**Directive:**
Below are records; state how many of their lines hold the word "screenshot", and give only the figure.
Begin Given information
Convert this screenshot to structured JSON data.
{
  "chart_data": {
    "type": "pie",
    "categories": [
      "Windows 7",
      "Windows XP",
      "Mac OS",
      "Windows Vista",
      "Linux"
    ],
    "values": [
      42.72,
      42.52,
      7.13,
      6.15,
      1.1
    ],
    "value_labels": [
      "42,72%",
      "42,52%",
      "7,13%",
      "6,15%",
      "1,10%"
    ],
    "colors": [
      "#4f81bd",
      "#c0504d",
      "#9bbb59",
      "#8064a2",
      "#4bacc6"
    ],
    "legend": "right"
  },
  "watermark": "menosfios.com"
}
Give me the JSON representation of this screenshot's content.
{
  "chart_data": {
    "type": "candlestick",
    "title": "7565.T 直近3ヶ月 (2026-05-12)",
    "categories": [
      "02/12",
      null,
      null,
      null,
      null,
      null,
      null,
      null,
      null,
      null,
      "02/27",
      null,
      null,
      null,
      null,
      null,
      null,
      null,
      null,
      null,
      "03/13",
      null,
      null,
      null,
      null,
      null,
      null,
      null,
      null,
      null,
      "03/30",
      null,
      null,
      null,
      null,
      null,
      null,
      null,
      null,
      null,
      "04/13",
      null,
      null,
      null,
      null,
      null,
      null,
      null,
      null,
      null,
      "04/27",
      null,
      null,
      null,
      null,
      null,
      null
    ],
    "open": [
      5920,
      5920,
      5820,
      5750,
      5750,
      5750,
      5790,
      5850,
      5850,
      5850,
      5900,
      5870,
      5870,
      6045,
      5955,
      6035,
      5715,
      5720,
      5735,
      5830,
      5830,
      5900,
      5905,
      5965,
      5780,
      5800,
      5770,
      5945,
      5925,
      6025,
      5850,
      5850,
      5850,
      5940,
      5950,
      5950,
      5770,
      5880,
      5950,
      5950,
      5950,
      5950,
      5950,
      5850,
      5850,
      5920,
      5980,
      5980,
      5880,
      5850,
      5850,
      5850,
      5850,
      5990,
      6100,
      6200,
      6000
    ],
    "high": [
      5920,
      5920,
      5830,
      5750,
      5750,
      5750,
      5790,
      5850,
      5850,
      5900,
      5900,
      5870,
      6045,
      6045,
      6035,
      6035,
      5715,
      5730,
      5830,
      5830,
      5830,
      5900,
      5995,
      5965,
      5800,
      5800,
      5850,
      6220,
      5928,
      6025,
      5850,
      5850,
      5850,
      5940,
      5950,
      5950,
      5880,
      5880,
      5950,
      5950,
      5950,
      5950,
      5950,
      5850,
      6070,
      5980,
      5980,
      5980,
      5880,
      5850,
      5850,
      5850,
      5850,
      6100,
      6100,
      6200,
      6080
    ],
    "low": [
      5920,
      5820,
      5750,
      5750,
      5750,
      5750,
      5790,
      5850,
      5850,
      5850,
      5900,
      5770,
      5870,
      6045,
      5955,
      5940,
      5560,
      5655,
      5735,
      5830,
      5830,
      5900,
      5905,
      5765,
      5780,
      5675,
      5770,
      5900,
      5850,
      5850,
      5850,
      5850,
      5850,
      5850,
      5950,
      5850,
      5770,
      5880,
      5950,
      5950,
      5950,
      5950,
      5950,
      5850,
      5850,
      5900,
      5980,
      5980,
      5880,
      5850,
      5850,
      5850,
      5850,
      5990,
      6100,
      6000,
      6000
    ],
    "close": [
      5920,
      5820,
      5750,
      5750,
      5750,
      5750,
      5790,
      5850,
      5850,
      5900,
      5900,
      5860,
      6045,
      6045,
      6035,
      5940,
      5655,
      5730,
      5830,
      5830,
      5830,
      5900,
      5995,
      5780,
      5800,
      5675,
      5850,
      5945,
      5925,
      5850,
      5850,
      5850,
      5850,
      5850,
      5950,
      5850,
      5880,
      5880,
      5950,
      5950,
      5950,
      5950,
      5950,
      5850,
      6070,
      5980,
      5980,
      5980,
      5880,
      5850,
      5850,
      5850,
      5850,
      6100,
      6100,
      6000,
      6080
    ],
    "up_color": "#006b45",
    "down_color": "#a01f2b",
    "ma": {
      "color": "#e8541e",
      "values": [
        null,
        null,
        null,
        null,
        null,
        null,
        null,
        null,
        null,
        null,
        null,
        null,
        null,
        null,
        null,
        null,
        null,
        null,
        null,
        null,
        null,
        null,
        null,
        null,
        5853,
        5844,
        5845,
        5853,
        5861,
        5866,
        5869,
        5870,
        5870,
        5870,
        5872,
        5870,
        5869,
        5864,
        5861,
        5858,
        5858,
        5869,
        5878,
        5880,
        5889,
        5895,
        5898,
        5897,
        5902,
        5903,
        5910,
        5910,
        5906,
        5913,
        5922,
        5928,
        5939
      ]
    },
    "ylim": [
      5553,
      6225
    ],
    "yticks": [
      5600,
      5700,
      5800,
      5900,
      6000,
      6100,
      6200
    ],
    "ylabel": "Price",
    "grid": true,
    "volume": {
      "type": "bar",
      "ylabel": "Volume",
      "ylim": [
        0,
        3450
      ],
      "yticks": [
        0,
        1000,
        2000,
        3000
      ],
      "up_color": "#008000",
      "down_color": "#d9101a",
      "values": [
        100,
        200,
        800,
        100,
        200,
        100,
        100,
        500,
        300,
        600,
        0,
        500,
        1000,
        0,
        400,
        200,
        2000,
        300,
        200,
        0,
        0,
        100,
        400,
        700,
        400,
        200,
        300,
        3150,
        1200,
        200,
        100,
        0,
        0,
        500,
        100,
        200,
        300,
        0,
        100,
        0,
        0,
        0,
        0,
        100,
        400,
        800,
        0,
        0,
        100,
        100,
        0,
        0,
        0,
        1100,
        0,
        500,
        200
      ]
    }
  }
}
End Given information
**Response to this exercise:**
2